** Begin Material supplied **

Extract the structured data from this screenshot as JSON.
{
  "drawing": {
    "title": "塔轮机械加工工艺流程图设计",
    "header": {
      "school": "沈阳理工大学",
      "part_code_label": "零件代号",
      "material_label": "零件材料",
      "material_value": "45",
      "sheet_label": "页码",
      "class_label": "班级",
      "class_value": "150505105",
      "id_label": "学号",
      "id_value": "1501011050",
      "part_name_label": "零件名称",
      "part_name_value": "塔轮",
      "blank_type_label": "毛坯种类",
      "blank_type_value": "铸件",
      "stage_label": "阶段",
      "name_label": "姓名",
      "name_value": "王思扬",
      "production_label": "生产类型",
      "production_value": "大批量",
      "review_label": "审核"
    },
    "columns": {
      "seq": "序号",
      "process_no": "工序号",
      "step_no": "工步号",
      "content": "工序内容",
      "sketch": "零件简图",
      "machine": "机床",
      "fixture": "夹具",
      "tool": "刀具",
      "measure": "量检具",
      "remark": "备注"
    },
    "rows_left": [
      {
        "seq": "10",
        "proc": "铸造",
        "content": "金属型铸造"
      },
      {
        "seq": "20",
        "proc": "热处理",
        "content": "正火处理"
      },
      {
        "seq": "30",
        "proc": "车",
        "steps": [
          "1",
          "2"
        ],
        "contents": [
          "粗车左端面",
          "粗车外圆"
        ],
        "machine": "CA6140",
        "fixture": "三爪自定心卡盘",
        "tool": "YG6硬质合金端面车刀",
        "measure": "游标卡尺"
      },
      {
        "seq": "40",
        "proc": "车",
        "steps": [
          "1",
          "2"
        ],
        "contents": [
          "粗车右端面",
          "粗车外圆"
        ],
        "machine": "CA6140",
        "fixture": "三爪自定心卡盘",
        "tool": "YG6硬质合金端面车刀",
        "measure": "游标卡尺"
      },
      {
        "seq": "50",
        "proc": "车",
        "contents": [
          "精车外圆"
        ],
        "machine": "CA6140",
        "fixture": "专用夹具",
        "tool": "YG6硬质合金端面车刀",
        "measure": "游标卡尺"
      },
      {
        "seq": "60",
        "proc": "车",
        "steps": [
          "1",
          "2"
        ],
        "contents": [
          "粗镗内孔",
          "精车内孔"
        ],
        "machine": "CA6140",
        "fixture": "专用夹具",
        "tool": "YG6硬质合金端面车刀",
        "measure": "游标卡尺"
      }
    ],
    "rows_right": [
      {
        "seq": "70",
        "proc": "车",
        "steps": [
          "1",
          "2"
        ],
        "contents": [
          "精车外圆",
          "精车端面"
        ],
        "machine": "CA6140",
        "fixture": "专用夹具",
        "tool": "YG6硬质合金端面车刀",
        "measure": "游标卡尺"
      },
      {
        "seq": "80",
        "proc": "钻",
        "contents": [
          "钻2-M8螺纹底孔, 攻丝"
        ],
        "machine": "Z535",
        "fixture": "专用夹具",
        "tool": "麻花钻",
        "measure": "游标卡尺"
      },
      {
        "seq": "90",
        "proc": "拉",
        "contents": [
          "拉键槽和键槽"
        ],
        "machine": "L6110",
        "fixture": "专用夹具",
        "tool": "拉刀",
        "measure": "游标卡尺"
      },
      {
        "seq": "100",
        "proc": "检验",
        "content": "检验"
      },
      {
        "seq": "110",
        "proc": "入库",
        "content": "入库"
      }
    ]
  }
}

** End Material supplied **

Task description =>
Reproduce every line of the data verbatim.

Exercise response =>
Extract the structured data from this screenshot as JSON.
{
  "drawing": {
    "title": "塔轮机械加工工艺流程图设计",
    "header": {
      "school": "沈阳理工大学",
      "part_code_label": "零件代号",
      "material_label": "零件材料",
      "material_value": "45",
      "sheet_label": "页码",
      "class_label": "班级",
      "class_value": "150505105",
      "id_label": "学号",
      "id_value": "1501011050",
      "part_name_label": "零件名称",
      "part_name_value": "塔轮",
      "blank_type_label": "毛坯种类",
      "blank_type_value": "铸件",
      "stage_label": "阶段",
      "name_label": "姓名",
      "name_value": "王思扬",
      "production_label": "生产类型",
      "production_value": "大批量",
      "review_label": "审核"
    },
    "columns": {
      "seq": "序号",
      "process_no": "工序号",
      "step_no": "工步号",
      "content": "工序内容",
      "sketch": "零件简图",
      "machine": "机床",
      "fixture": "夹具",
      "tool": "刀具",
      "measure": "量检具",
      "remark": "备注"
    },
    "rows_left": [
      {
        "seq": "10",
        "proc": "铸造",
        "content": "金属型铸造"
      },
      {
        "seq": "20",
        "proc": "热处理",
        "content": "正火处理"
      },
      {
        "seq": "30",
        "proc": "车",
        "steps": [
          "1",
          "2"
        ],
        "contents": [
          "粗车左端面",
          "粗车外圆"
        ],
        "machine": "CA6140",
        "fixture": "三爪自定心卡盘",
        "tool": "YG6硬质合金端面车刀",
        "measure": "游标卡尺"
      },
      {
        "seq": "40",
        "proc": "车",
        "steps": [
          "1",
          "2"
        ],
        "contents": [
          "粗车右端面",
          "粗车外圆"
        ],
        "machine": "CA6140",
        "fixture": "三爪自定心卡盘",
        "tool": "YG6硬质合金端面车刀",
        "measure": "游标卡尺"
      },
      {
        "seq": "50",
        "proc": "车",
        "contents": [
          "精车外圆"
        ],
        "machine": "CA6140",
        "fixture": "专用夹具",
        "tool": "YG6硬质合金端面车刀",
        "measure": "游标卡尺"
      },
      {
        "seq": "60",
        "proc": "车",
        "steps": [
          "1",
          "2"
        ],
        "contents": [
          "粗镗内孔",
          "精车内孔"
        ],
        "machine": "CA6140",
        "fixture": "专用夹具",
        "tool": "YG6硬质合金端面车刀",
        "measure": "游标卡尺"
      }
    ],
    "rows_right": [
      {
        "seq": "70",
        "proc": "车",
        "steps": [
          "1",
          "2"
        ],
        "contents": [
          "精车外圆",
          "精车端面"
        ],
        "machine": "CA6140",
        "fixture": "专用夹具",
        "tool": "YG6硬质合金端面车刀",
        "measure": "游标卡尺"
      },
      {
        "seq": "80",
        "proc": "钻",
        "contents": [
          "钻2-M8螺纹底孔, 攻丝"
        ],
        "machine": "Z535",
        "fixture": "专用夹具",
        "tool": "麻花钻",
        "measure": "游标卡尺"
      },
      {
        "seq": "90",
        "proc": "拉",
        "contents": [
          "拉键槽和键槽"
        ],
        "machine": "L6110",
        "fixture": "专用夹具",
        "tool": "拉刀",
        "measure": "游标卡尺"
      },
      {
        "seq": "100",
        "proc": "检验",
        "content": "检验"
      },
      {
        "seq": "110",
        "proc": "入库",
        "content": "入库"
      }
    ]
  }
}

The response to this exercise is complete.